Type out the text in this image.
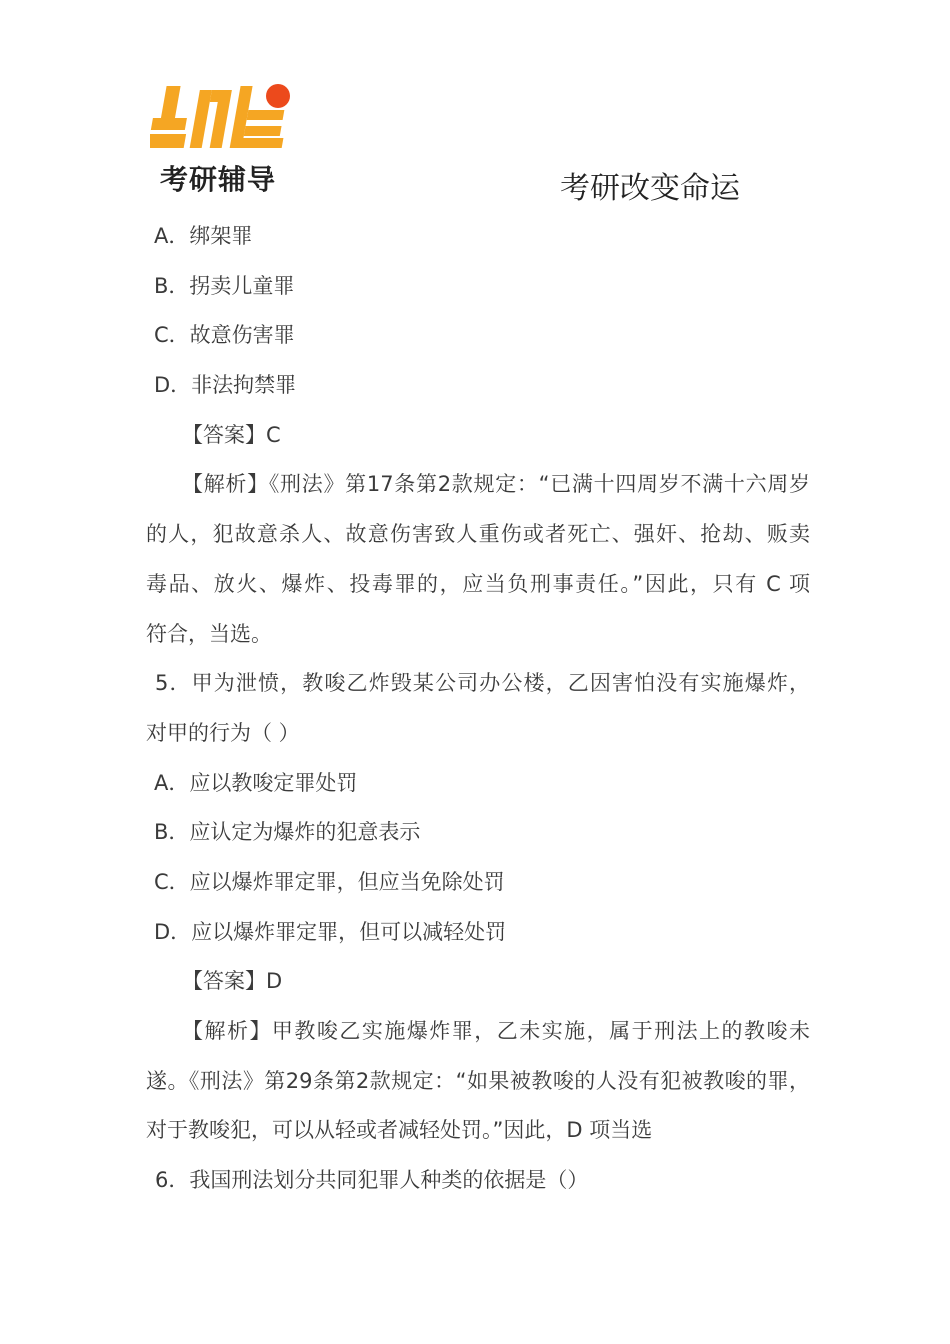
考研辅导	考研改变命运
A．绑架罪
B．拐卖儿童罪
C．故意伤害罪
D．非法拘禁罪
【答案】C
【解析】《刑法》第17条第2款规定：“已满十四周岁不满十六周岁
的人，犯故意杀人、故意伤害致人重伤或者死亡、强奸、抢劫、贩卖
毒品、放火、爆炸、投毒罪的，应当负刑事责任。”因此，只有 C 项
符合，当选。
5．甲为泄愤，教唆乙炸毁某公司办公楼，乙因害怕没有实施爆炸，
对甲的行为（ ）
A．应以教唆定罪处罚
B．应认定为爆炸的犯意表示
C．应以爆炸罪定罪，但应当免除处罚
D．应以爆炸罪定罪，但可以减轻处罚
【答案】D
【解析】甲教唆乙实施爆炸罪，乙未实施，属于刑法上的教唆未
遂。《刑法》第29条第2款规定：“如果被教唆的人没有犯被教唆的罪，
对于教唆犯，可以从轻或者减轻处罚。”因此，D 项当选
6．我国刑法划分共同犯罪人种类的依据是（）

········

**Task requirements:** Print the listing above in full, exactly as written. Omit any pictures.

**Written response:**
Type out the text in this image.
考研辅导	考研改变命运
A．绑架罪
B．拐卖儿童罪
C．故意伤害罪
D．非法拘禁罪
【答案】C
【解析】《刑法》第17条第2款规定：“已满十四周岁不满十六周岁
的人，犯故意杀人、故意伤害致人重伤或者死亡、强奸、抢劫、贩卖
毒品、放火、爆炸、投毒罪的，应当负刑事责任。”因此，只有 C 项
符合，当选。
5．甲为泄愤，教唆乙炸毁某公司办公楼，乙因害怕没有实施爆炸，
对甲的行为（ ）
A．应以教唆定罪处罚
B．应认定为爆炸的犯意表示
C．应以爆炸罪定罪，但应当免除处罚
D．应以爆炸罪定罪，但可以减轻处罚
【答案】D
【解析】甲教唆乙实施爆炸罪，乙未实施，属于刑法上的教唆未
遂。《刑法》第29条第2款规定：“如果被教唆的人没有犯被教唆的罪，
对于教唆犯，可以从轻或者减轻处罚。”因此，D 项当选
6．我国刑法划分共同犯罪人种类的依据是（）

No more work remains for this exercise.